文化総合
国文科をWeb文芸学科に…危機の韓国地方大学「オタクを待ってます」
「全国のオタクを待っています」
日本のアニメーションマニアに向けたミーティングの呼び掛けではない。43年の伝統を誇る東国大学校慶州キャンパスのWeb文芸学科の教授陣が、未来の新入生に向かって呼び掛けたあいさつ文だ。
■桜の開花順に破綻する?
韓国大学教育協議会によると、2021年の定時募集で追加募集をかけても定員に達しなかった四年制大学は198校のうち162校。このうち90%以上は地方の大学だった。少子化による学齢人口減少に加え、受験生の首都圏大学への集中現象が続き、首都圏から遠い大学ほど危機が高まるという意味の「桜の開花順に破綻する」という言葉が無視できない現実となった。
このような状況で、東国大慶州キャンパス国語国文学専攻の教授陣は、果敢な選択に出た。「21世紀のWeb基盤の文化芸術をリードする独創的な人材を養成する」という目標の下、「国文科」という看板を捨て、「Web文芸学科」として全面的に生まれ変わったのだ。
■専攻科目は「ネットフリックス探究生活」
もちろん、変わったのは学科の名前だけではない。Web文芸学科の専攻教科目には、既存の大学の教育課程には見られなかった斬新な名前が多数、登場する。
1年生の基礎専攻の一つである「ネットフリックス探究生活」では、OTT(オーバー・ザ・トップ。従来のインフラに頼らない、インターネットによるコンテンツ配信)サービスを主に利用する文化受容者たちの特性と要求を分析し、インターネット動画配信サービス「ネットフリックス」で提供される人気コンテンツを実際に鑑賞しながら、映像文芸創作に向けた準備を進める。

短い課題 A:
韓国の地方大学についての文章から、かぎかっこ「」で囲まれた語句を重複なしですべて抜き出してください。
この文章と次のレコードは、出典が異なります。

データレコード

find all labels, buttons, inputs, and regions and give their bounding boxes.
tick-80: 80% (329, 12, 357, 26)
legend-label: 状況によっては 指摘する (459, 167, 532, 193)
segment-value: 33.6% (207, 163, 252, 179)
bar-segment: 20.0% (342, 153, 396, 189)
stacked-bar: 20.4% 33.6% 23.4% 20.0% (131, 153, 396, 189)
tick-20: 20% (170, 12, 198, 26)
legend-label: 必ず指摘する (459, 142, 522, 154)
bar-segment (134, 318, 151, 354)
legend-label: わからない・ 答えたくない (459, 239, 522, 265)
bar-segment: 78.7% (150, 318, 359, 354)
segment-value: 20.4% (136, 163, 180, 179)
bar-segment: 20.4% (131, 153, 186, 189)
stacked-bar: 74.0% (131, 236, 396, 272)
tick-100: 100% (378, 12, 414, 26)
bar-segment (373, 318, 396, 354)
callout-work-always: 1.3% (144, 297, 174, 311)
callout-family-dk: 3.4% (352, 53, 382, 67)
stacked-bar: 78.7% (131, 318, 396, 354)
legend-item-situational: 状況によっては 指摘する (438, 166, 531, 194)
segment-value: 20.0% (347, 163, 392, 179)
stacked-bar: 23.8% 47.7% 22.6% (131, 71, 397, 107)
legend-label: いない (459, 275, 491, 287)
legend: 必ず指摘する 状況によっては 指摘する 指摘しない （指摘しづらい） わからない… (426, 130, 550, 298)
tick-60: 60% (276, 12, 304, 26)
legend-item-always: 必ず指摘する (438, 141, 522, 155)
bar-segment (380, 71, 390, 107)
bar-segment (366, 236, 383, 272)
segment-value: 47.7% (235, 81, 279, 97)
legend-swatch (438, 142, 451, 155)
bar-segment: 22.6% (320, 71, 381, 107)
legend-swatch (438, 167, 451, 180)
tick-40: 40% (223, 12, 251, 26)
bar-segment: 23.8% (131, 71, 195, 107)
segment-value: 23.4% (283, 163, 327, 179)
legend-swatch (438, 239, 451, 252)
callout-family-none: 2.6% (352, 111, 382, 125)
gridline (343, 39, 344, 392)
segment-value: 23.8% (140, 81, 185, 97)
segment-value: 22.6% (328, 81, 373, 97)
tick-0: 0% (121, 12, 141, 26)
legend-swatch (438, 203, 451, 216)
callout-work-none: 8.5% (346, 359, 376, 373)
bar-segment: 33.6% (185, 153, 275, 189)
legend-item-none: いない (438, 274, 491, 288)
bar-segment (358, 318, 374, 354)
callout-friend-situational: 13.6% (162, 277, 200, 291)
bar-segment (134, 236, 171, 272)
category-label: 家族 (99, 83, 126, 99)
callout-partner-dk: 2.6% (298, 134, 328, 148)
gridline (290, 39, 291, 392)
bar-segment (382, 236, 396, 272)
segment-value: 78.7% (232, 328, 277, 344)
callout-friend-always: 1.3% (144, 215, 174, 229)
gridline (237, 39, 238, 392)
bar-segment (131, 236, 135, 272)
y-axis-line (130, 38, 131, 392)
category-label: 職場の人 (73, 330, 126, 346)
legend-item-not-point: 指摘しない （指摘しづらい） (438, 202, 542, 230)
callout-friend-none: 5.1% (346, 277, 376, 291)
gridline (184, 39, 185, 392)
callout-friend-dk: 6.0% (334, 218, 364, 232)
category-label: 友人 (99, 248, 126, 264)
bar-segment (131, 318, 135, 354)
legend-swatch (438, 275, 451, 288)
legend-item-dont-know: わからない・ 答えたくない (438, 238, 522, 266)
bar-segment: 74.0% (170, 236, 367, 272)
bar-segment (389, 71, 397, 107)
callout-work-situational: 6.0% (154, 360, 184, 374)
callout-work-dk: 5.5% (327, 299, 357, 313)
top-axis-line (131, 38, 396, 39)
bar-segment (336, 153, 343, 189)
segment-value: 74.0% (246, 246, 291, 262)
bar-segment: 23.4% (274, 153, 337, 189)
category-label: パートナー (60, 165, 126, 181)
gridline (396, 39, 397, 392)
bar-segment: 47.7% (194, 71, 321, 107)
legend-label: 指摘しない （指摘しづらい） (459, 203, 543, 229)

短い課題 B:
レコードの先頭の行から始めて、「bar-segment: 20.0% (342, 153, 396, 189)」を含む行までを書き出し、「legend-label」を「legend-text」に置き換えてください。ほかの部分は変えないでください。

課題の解答 A:
オタクを待ってます
全国のオタクを待っています
桜の開花順に破綻する
21世紀のWeb基盤の文化芸術をリードする独創的な人材を養成する
国文科
Web文芸学科
ネットフリックス探究生活
ネットフリックス

課題の解答 B:
find all labels, buttons, inputs, and regions and give their bounding boxes.
tick-80: 80% (329, 12, 357, 26)
legend-text: 状況によっては 指摘する (459, 167, 532, 193)
segment-value: 33.6% (207, 163, 252, 179)
bar-segment: 20.0% (342, 153, 396, 189)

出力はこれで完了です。